#### DATA SUPPLIED

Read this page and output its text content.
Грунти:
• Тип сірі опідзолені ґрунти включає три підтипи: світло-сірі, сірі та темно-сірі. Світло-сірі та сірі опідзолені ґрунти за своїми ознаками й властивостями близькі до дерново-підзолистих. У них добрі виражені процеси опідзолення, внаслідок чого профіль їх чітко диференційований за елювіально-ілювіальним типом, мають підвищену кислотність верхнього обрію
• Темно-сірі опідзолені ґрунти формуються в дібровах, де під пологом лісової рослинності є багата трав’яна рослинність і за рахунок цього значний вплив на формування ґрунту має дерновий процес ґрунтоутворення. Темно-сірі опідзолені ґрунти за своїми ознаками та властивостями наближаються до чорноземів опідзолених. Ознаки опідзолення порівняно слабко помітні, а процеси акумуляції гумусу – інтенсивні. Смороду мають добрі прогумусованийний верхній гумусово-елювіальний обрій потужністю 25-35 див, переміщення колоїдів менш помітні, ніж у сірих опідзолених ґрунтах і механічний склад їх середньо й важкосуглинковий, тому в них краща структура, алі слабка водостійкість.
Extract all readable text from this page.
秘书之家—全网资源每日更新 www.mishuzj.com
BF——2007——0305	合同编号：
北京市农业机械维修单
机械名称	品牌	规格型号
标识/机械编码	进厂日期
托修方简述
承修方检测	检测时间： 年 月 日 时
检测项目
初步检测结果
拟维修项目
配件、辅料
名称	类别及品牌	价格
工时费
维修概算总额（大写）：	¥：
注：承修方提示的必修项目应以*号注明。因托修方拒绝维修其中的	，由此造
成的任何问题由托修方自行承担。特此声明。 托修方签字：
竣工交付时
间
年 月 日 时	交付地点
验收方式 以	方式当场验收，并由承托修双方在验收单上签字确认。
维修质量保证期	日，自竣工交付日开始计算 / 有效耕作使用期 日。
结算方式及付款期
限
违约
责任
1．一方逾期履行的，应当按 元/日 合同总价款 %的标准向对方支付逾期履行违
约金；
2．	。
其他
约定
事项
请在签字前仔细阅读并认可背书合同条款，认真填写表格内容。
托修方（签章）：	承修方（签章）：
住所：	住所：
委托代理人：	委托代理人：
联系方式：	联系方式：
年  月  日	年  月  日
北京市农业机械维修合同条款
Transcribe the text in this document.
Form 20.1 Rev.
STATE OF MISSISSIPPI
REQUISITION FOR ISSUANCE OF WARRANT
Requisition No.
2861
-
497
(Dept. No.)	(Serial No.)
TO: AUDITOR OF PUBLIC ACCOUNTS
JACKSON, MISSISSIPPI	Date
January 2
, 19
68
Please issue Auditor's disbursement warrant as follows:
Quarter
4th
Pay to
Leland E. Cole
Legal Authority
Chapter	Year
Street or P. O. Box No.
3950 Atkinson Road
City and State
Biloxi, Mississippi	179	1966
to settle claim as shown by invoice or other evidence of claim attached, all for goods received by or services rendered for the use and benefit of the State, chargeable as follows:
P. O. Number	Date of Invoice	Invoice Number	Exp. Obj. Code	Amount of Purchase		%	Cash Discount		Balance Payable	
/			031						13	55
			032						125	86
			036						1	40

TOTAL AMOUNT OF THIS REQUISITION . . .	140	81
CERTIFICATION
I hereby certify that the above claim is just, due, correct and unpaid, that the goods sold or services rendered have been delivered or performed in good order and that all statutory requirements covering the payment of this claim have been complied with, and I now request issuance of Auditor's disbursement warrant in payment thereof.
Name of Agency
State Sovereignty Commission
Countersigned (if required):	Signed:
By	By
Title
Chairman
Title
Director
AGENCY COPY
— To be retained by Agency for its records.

#### WHAT IS REQUIRED
Pick out each line containing "goods" and report it.

#### COMPLETE ANSWER
to settle claim as shown by invoice or other evidence of claim attached, all for goods received by or services rendered for the use and benefit of the State, chargeable as follows:
I hereby certify that the above claim is just, due, correct and unpaid, that the goods sold or services rendered have been delivered or performed in good order and that all statutory requirements covering the payment of this claim have been complied with, and I now request issuance of Auditor's disbursement warrant in payment thereof.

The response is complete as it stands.